**Task requirements:** List each line of the data in which the string "Droplet" appears.

-------- Supplied data

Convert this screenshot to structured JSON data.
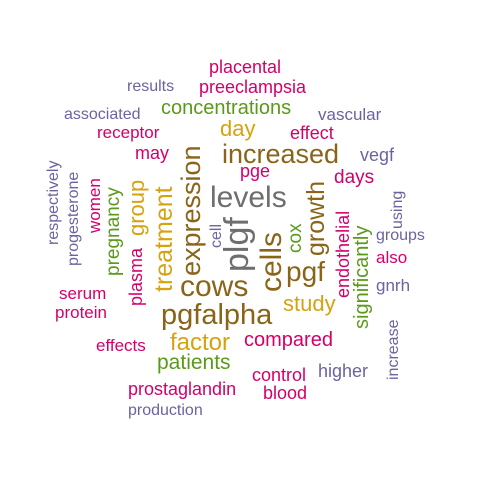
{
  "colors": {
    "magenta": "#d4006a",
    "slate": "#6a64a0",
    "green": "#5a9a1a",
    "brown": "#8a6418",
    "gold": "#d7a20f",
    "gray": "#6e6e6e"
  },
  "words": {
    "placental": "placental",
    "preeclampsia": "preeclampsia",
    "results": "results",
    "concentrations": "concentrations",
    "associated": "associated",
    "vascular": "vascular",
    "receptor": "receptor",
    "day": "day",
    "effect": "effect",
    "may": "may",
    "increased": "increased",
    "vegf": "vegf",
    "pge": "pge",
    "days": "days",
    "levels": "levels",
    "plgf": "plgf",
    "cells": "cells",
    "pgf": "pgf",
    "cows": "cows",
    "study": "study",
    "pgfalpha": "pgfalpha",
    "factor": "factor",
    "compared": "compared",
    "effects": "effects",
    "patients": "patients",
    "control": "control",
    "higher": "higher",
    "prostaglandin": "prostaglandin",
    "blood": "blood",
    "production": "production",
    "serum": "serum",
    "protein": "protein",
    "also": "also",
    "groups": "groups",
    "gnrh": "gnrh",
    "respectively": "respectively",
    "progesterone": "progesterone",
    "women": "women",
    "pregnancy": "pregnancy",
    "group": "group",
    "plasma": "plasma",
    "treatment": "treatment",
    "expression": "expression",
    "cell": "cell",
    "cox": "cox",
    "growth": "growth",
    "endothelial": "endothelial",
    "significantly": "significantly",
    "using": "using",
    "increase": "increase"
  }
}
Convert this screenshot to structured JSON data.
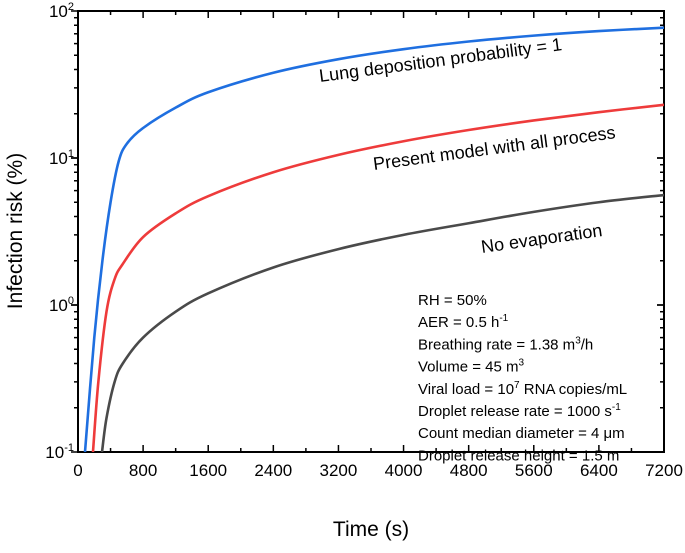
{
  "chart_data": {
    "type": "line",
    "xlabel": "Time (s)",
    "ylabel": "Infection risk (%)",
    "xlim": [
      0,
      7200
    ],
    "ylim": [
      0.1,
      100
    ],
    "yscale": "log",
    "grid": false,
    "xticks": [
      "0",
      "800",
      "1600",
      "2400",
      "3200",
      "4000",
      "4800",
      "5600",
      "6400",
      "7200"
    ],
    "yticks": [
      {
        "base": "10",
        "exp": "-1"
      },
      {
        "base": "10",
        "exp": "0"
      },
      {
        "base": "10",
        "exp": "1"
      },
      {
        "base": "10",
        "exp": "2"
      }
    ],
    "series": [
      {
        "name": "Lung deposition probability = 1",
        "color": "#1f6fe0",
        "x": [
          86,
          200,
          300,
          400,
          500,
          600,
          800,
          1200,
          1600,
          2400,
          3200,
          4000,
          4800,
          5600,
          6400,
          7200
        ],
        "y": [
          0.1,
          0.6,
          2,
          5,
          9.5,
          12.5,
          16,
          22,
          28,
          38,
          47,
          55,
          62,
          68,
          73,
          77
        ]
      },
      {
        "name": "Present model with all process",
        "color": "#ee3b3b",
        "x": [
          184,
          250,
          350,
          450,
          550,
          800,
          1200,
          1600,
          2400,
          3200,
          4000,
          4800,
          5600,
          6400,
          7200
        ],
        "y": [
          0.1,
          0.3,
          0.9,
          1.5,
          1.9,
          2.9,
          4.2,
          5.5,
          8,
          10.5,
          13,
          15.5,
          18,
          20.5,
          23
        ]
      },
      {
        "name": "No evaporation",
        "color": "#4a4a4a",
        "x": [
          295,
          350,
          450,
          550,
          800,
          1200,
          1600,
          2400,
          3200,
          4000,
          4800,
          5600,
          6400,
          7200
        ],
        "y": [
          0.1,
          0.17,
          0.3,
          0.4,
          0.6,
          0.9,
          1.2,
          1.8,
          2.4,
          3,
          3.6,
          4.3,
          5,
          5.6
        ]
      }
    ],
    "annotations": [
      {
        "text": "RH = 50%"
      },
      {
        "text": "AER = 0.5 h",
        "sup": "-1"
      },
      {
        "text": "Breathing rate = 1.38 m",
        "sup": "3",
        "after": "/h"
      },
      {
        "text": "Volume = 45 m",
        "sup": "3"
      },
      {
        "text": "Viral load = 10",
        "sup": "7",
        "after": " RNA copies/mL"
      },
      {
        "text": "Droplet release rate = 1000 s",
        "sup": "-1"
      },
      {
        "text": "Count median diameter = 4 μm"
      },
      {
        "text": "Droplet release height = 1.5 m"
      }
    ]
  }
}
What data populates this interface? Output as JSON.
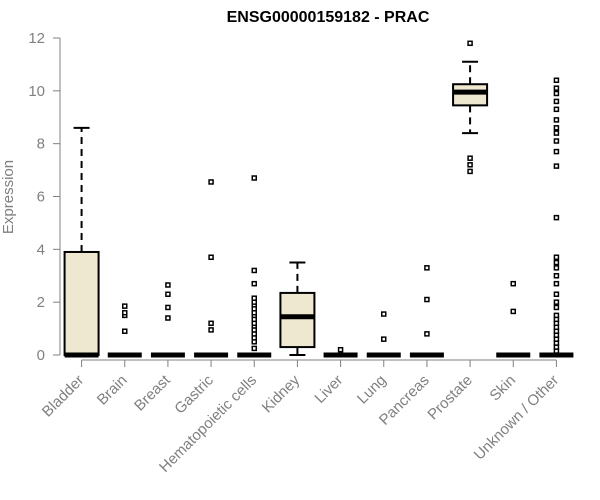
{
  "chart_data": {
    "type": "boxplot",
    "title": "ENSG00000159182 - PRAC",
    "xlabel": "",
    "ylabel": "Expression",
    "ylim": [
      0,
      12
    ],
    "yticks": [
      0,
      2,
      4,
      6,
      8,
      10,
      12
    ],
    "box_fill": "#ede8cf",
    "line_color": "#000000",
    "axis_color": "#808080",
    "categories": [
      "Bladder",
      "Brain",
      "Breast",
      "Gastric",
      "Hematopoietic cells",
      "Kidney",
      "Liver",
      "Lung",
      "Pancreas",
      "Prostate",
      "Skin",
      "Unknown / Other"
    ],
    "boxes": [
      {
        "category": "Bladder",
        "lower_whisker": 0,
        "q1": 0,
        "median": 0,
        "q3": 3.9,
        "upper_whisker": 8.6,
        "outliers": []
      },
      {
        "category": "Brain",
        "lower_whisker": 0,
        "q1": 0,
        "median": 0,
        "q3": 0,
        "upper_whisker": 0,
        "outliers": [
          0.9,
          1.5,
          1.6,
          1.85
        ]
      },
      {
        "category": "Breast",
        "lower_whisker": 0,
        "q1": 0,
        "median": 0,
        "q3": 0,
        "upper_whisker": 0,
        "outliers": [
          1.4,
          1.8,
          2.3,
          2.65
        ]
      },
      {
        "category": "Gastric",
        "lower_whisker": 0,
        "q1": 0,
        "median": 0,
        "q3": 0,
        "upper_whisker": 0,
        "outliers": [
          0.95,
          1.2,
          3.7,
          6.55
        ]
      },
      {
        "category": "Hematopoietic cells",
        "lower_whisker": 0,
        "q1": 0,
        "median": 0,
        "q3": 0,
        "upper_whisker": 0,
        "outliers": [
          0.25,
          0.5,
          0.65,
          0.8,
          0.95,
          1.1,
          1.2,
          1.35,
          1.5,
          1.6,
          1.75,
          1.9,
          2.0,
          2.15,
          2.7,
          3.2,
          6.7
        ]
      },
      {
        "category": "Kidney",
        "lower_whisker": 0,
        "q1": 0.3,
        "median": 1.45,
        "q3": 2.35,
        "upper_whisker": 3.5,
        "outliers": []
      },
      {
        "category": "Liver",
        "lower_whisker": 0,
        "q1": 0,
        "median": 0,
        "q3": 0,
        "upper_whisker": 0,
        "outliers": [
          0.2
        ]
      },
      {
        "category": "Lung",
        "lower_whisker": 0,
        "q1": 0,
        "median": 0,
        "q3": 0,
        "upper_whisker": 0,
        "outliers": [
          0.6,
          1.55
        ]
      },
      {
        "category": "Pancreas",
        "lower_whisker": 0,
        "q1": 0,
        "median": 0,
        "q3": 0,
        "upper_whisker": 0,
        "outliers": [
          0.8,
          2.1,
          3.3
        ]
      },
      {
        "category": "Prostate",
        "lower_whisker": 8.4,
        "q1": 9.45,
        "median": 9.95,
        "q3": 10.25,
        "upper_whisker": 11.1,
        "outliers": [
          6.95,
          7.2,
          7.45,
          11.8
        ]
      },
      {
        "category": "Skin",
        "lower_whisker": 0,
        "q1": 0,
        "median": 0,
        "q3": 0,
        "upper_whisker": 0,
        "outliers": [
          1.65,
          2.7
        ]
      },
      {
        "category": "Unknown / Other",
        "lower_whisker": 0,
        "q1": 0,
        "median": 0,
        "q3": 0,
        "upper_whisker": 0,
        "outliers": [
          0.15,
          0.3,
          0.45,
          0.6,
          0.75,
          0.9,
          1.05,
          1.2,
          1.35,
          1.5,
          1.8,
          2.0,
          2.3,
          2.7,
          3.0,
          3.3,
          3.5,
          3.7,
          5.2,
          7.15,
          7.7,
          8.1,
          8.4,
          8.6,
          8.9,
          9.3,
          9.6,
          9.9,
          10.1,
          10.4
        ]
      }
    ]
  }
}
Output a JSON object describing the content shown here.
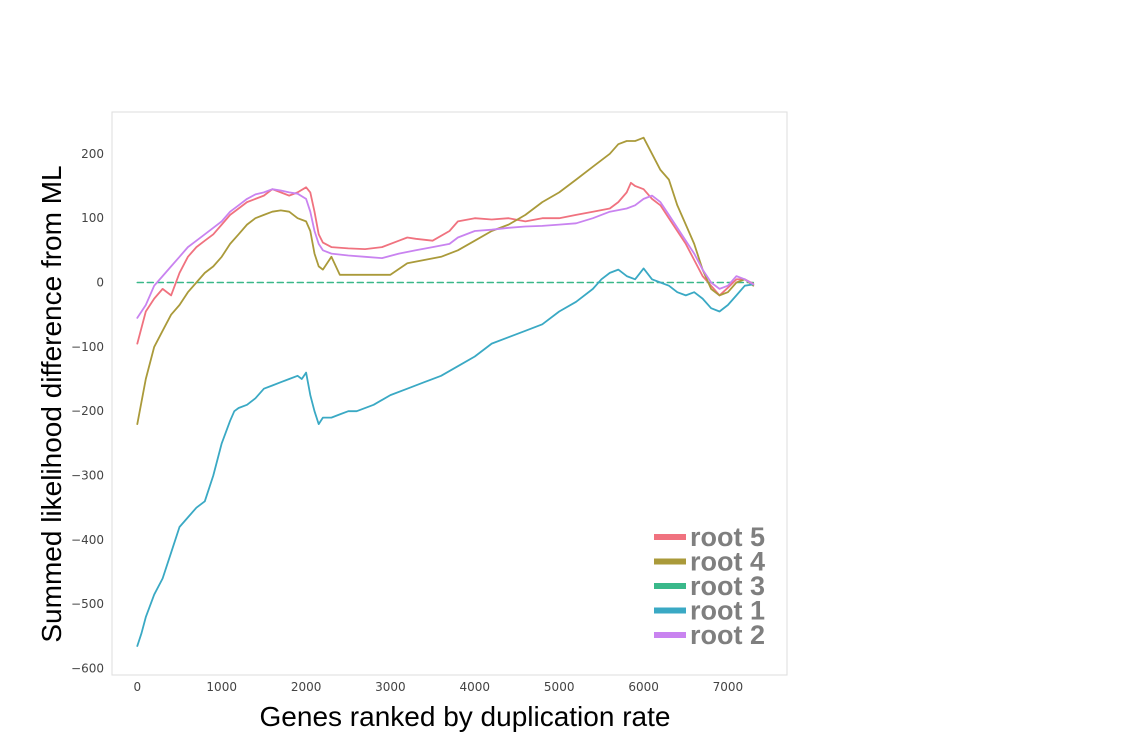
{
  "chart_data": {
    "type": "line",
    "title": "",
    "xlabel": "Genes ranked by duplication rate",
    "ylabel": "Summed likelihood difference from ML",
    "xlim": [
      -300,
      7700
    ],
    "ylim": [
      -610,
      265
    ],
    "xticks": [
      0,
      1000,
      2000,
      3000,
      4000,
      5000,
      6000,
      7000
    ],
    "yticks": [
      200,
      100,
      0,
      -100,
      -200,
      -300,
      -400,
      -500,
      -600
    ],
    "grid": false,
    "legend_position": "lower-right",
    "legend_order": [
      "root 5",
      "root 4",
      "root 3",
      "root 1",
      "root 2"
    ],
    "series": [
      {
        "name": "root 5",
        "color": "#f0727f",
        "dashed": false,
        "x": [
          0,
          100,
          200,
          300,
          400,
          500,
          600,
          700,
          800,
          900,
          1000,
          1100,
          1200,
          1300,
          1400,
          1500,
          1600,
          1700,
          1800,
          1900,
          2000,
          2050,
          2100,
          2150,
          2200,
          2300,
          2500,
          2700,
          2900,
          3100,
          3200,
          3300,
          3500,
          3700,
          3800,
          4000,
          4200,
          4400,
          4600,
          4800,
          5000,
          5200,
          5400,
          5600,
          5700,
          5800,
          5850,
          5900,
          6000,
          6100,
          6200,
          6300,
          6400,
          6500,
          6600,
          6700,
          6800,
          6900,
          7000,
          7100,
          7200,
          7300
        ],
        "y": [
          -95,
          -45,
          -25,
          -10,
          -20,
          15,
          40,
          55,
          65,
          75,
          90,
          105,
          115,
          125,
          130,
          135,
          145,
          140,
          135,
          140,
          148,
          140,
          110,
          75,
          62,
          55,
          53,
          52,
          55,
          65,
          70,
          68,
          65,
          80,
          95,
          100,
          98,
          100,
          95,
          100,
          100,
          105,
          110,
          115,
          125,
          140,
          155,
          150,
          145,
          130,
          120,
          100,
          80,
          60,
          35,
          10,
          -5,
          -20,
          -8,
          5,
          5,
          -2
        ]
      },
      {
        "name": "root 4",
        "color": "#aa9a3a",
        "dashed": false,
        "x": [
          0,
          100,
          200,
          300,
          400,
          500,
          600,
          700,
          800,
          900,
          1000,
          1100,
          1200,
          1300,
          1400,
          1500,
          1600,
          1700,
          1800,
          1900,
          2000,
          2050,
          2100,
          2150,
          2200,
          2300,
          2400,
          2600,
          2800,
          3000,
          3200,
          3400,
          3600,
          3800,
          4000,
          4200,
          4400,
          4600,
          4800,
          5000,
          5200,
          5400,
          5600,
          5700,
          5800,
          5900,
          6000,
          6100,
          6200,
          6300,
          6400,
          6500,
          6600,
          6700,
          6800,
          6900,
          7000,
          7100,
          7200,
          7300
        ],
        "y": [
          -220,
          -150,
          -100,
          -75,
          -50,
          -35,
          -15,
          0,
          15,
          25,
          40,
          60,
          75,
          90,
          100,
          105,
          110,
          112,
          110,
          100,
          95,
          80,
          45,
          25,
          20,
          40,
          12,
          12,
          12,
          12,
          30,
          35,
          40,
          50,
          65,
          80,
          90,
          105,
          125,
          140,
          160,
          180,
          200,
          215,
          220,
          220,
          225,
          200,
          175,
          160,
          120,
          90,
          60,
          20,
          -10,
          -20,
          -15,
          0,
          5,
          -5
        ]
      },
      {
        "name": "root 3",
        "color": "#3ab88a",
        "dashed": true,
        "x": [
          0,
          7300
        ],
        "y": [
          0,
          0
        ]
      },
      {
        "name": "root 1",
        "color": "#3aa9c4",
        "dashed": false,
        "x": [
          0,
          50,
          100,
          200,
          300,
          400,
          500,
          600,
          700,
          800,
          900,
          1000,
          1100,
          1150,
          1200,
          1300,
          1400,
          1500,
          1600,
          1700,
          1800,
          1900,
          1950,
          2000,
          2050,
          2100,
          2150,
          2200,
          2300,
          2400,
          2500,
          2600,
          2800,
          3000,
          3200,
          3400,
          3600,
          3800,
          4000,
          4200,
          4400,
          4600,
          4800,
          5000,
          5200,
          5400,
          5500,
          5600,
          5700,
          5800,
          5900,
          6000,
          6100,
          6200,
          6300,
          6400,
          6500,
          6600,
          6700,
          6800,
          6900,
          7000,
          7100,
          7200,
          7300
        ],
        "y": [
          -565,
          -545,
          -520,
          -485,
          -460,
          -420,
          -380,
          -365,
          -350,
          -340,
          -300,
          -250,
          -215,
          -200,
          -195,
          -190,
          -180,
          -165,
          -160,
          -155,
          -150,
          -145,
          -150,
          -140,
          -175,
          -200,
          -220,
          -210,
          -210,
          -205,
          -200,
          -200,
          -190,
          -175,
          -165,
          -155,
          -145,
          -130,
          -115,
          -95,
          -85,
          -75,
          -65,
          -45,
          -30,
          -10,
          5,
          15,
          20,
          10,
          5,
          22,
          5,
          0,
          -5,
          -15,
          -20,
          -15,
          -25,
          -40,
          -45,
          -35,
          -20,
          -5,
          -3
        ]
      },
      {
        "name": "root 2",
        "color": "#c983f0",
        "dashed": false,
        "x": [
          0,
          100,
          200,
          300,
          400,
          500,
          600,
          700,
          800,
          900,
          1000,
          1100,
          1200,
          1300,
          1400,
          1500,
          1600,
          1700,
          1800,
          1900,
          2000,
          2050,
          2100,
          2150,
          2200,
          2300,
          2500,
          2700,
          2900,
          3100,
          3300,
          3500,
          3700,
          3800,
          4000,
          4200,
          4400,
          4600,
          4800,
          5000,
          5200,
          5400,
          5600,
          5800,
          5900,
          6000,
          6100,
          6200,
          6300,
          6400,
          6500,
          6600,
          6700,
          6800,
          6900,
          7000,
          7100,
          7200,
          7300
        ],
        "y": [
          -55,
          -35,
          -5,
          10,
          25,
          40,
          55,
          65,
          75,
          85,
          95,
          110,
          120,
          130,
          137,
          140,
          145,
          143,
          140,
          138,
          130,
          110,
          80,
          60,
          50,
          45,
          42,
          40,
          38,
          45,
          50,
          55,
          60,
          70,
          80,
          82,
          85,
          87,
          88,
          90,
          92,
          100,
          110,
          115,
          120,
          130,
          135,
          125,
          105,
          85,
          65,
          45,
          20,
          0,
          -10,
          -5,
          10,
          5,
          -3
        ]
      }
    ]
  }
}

----------------

**Response:**
        "text": "Droplet release rate = 1000 s",
        "text": "Droplet release height = 1.5 m"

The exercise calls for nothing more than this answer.